● **Task description**:
Scan the records below for the string "thanhnt" and return every line where it appears.

+++

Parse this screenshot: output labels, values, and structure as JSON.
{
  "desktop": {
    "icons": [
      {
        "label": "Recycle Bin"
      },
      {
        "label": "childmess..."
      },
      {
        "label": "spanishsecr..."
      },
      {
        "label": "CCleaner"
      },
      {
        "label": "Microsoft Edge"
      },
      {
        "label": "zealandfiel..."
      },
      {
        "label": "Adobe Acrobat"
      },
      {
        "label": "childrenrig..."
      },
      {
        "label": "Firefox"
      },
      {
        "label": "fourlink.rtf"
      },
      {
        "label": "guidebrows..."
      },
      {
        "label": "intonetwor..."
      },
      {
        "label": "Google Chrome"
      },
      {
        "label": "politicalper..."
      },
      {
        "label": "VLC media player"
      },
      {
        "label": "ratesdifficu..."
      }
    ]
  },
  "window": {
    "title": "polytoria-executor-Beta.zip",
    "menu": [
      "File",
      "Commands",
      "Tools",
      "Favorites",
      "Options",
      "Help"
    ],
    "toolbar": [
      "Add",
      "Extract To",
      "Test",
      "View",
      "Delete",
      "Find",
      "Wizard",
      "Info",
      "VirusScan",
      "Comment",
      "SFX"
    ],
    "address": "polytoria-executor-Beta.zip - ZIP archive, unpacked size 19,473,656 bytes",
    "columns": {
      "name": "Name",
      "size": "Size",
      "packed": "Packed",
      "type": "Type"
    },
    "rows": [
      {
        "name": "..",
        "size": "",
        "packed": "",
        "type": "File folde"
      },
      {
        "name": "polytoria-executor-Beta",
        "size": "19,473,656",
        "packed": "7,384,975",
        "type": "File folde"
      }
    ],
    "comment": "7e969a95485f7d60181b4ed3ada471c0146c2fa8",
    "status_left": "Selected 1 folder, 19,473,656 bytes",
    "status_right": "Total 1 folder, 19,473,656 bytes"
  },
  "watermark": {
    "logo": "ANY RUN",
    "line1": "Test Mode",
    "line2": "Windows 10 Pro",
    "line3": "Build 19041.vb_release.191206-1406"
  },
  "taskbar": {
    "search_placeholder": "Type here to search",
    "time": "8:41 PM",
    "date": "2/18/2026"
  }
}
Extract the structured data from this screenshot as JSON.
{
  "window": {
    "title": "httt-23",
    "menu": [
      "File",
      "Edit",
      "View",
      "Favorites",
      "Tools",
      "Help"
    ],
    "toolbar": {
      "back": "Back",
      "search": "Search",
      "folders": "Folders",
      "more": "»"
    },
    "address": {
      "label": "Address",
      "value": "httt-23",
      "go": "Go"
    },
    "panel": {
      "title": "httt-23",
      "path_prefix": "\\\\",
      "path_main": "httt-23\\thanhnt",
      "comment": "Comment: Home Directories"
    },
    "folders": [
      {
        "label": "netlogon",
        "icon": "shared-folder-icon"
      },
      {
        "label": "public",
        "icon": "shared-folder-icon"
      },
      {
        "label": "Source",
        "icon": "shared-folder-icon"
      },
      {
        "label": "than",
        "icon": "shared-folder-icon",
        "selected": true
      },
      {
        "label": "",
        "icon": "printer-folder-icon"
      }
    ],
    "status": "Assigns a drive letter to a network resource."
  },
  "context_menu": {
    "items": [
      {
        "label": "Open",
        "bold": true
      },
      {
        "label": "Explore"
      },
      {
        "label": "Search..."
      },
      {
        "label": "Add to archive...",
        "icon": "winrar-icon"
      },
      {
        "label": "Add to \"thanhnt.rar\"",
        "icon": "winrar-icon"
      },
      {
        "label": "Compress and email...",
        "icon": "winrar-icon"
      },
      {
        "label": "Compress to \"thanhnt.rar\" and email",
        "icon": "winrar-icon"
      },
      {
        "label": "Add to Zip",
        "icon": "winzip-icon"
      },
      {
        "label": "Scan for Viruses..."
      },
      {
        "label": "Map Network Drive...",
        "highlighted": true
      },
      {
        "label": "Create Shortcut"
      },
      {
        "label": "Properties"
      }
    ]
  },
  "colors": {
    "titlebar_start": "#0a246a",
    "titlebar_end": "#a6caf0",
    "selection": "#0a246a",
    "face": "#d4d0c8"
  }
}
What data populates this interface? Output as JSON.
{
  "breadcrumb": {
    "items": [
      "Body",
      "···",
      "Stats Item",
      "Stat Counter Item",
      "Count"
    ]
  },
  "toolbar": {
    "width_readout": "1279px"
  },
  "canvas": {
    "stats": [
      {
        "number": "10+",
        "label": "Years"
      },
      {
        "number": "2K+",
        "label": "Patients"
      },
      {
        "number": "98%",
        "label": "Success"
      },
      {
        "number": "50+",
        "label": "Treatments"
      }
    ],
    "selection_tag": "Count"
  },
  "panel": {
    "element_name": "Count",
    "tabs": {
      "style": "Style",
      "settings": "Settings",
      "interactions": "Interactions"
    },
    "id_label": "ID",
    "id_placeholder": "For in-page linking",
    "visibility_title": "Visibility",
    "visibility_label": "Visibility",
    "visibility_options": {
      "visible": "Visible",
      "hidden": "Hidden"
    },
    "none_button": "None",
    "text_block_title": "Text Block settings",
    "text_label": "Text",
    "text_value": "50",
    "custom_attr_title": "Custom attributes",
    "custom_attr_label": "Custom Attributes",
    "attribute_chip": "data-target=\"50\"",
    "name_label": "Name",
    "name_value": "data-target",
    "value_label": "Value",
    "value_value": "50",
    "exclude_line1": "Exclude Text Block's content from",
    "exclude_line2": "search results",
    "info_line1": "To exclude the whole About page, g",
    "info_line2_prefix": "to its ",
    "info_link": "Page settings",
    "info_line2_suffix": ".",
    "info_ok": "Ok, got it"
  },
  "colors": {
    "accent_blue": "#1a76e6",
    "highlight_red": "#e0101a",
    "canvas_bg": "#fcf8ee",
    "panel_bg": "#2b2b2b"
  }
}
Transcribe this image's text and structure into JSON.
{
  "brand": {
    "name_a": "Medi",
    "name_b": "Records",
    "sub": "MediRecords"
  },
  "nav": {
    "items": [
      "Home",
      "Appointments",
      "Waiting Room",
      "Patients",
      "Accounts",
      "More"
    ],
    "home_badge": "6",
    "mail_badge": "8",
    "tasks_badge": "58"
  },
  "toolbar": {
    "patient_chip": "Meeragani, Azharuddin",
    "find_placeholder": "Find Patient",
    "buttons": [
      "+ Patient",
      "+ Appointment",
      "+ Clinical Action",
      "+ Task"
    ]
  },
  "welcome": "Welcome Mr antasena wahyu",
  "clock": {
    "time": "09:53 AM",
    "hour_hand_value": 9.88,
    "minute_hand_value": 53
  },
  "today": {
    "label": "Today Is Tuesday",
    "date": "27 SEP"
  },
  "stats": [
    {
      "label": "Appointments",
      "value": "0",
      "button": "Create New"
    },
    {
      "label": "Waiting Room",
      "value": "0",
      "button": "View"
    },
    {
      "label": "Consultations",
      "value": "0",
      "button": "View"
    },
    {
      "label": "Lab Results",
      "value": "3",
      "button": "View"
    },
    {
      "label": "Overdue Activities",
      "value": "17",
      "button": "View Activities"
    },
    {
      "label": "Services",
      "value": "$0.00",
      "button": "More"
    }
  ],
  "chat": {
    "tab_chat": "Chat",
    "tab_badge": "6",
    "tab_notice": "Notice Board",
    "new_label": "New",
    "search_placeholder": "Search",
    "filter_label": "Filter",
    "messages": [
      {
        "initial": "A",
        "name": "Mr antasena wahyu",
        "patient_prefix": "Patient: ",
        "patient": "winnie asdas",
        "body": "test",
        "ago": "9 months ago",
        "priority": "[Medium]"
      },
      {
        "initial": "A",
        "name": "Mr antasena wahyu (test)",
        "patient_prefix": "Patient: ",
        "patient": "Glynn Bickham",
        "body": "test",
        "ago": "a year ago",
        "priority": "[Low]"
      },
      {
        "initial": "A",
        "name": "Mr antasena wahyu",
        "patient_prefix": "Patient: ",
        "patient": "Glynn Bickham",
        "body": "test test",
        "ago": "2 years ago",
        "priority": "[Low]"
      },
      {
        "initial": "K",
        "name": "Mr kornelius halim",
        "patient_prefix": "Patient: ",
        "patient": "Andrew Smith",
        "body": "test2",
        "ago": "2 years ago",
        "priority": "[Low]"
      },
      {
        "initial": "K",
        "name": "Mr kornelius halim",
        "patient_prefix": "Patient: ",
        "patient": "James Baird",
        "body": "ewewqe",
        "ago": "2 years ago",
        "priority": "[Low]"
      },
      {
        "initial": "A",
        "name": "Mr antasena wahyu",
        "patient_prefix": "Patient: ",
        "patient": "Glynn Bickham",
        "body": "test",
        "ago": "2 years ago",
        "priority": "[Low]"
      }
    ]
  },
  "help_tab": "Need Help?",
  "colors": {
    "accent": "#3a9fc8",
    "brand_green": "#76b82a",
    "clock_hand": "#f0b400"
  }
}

+++

● **Answer to this task**:
      "path_main": "httt-23\\thanhnt",
        "label": "Add to \"thanhnt.rar\"",
        "label": "Compress to \"thanhnt.rar\" and email",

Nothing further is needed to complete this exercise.